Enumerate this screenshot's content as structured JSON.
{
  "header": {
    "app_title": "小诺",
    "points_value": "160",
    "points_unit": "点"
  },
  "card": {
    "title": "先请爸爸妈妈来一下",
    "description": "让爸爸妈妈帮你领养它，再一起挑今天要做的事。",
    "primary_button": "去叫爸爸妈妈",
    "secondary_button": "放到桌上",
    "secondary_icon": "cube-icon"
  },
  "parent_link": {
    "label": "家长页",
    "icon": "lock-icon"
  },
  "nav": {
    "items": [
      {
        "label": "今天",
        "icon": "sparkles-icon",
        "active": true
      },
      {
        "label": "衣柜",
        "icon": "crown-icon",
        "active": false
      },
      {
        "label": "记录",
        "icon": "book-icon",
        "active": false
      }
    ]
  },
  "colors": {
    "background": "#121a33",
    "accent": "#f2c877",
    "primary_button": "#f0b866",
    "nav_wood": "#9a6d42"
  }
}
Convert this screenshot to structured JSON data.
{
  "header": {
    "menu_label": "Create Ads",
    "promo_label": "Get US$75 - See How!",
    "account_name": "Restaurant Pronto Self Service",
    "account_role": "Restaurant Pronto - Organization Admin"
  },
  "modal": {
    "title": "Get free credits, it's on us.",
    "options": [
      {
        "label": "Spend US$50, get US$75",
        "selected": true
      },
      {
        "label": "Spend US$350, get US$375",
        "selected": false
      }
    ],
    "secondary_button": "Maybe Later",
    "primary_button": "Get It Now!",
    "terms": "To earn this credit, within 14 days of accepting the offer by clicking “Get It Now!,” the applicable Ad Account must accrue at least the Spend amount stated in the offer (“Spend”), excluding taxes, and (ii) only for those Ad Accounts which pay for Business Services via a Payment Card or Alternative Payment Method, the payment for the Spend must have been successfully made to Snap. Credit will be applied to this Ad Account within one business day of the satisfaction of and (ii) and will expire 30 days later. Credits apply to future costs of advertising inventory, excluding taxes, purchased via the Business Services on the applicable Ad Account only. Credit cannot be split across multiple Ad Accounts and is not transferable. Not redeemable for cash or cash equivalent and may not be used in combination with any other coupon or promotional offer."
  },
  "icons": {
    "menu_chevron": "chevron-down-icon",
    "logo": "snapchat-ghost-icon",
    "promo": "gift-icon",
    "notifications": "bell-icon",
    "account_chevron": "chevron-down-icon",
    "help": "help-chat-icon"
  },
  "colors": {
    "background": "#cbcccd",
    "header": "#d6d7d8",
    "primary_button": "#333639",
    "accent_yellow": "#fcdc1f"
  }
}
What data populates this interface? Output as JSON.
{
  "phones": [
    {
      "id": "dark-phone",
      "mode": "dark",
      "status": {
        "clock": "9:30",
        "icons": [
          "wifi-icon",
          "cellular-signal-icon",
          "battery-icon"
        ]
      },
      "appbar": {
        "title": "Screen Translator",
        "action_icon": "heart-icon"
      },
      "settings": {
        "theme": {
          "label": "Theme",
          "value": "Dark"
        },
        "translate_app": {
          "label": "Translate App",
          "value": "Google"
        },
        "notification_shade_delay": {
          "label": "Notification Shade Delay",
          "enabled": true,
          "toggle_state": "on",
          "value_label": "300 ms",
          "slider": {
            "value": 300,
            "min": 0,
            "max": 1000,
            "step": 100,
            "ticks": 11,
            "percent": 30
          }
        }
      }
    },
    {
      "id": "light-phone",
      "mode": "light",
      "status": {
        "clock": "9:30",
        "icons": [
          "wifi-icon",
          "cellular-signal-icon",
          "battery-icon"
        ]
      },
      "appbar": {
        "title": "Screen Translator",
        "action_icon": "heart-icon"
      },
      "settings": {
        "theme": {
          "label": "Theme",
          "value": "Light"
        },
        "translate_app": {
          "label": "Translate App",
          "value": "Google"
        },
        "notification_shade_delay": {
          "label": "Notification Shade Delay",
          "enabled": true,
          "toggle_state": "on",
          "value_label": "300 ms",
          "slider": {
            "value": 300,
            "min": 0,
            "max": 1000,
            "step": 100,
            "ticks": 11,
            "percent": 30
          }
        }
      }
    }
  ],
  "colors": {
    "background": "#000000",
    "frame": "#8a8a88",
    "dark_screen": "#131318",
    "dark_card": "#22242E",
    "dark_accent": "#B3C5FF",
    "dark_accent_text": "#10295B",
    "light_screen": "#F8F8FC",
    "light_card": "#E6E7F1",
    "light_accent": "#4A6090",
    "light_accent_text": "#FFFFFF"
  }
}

**Work to complete**
Repeat each of the entries above precisely as given.

**Solution for this exercise**
Enumerate this screenshot's content as structured JSON.
{
  "header": {
    "app_title": "小诺",
    "points_value": "160",
    "points_unit": "点"
  },
  "card": {
    "title": "先请爸爸妈妈来一下",
    "description": "让爸爸妈妈帮你领养它，再一起挑今天要做的事。",
    "primary_button": "去叫爸爸妈妈",
    "secondary_button": "放到桌上",
    "secondary_icon": "cube-icon"
  },
  "parent_link": {
    "label": "家长页",
    "icon": "lock-icon"
  },
  "nav": {
    "items": [
      {
        "label": "今天",
        "icon": "sparkles-icon",
        "active": true
      },
      {
        "label": "衣柜",
        "icon": "crown-icon",
        "active": false
      },
      {
        "label": "记录",
        "icon": "book-icon",
        "active": false
      }
    ]
  },
  "colors": {
    "background": "#121a33",
    "accent": "#f2c877",
    "primary_button": "#f0b866",
    "nav_wood": "#9a6d42"
  }
}
Convert this screenshot to structured JSON data.
{
  "header": {
    "menu_label": "Create Ads",
    "promo_label": "Get US$75 - See How!",
    "account_name": "Restaurant Pronto Self Service",
    "account_role": "Restaurant Pronto - Organization Admin"
  },
  "modal": {
    "title": "Get free credits, it's on us.",
    "options": [
      {
        "label": "Spend US$50, get US$75",
        "selected": true
      },
      {
        "label": "Spend US$350, get US$375",
        "selected": false
      }
    ],
    "secondary_button": "Maybe Later",
    "primary_button": "Get It Now!",
    "terms": "To earn this credit, within 14 days of accepting the offer by clicking “Get It Now!,” the applicable Ad Account must accrue at least the Spend amount stated in the offer (“Spend”), excluding taxes, and (ii) only for those Ad Accounts which pay for Business Services via a Payment Card or Alternative Payment Method, the payment for the Spend must have been successfully made to Snap. Credit will be applied to this Ad Account within one business day of the satisfaction of and (ii) and will expire 30 days later. Credits apply to future costs of advertising inventory, excluding taxes, purchased via the Business Services on the applicable Ad Account only. Credit cannot be split across multiple Ad Accounts and is not transferable. Not redeemable for cash or cash equivalent and may not be used in combination with any other coupon or promotional offer."
  },
  "icons": {
    "menu_chevron": "chevron-down-icon",
    "logo": "snapchat-ghost-icon",
    "promo": "gift-icon",
    "notifications": "bell-icon",
    "account_chevron": "chevron-down-icon",
    "help": "help-chat-icon"
  },
  "colors": {
    "background": "#cbcccd",
    "header": "#d6d7d8",
    "primary_button": "#333639",
    "accent_yellow": "#fcdc1f"
  }
}
What data populates this interface? Output as JSON.
{
  "phones": [
    {
      "id": "dark-phone",
      "mode": "dark",
      "status": {
        "clock": "9:30",
        "icons": [
          "wifi-icon",
          "cellular-signal-icon",
          "battery-icon"
        ]
      },
      "appbar": {
        "title": "Screen Translator",
        "action_icon": "heart-icon"
      },
      "settings": {
        "theme": {
          "label": "Theme",
          "value": "Dark"
        },
        "translate_app": {
          "label": "Translate App",
          "value": "Google"
        },
        "notification_shade_delay": {
          "label": "Notification Shade Delay",
          "enabled": true,
          "toggle_state": "on",
          "value_label": "300 ms",
          "slider": {
            "value": 300,
            "min": 0,
            "max": 1000,
            "step": 100,
            "ticks": 11,
            "percent": 30
          }
        }
      }
    },
    {
      "id": "light-phone",
      "mode": "light",
      "status": {
        "clock": "9:30",
        "icons": [
          "wifi-icon",
          "cellular-signal-icon",
          "battery-icon"
        ]
      },
      "appbar": {
        "title": "Screen Translator",
        "action_icon": "heart-icon"
      },
      "settings": {
        "theme": {
          "label": "Theme",
          "value": "Light"
        },
        "translate_app": {
          "label": "Translate App",
          "value": "Google"
        },
        "notification_shade_delay": {
          "label": "Notification Shade Delay",
          "enabled": true,
          "toggle_state": "on",
          "value_label": "300 ms",
          "slider": {
            "value": 300,
            "min": 0,
            "max": 1000,
            "step": 100,
            "ticks": 11,
            "percent": 30
          }
        }
      }
    }
  ],
  "colors": {
    "background": "#000000",
    "frame": "#8a8a88",
    "dark_screen": "#131318",
    "dark_card": "#22242E",
    "dark_accent": "#B3C5FF",
    "dark_accent_text": "#10295B",
    "light_screen": "#F8F8FC",
    "light_card": "#E6E7F1",
    "light_accent": "#4A6090",
    "light_accent_text": "#FFFFFF"
  }
}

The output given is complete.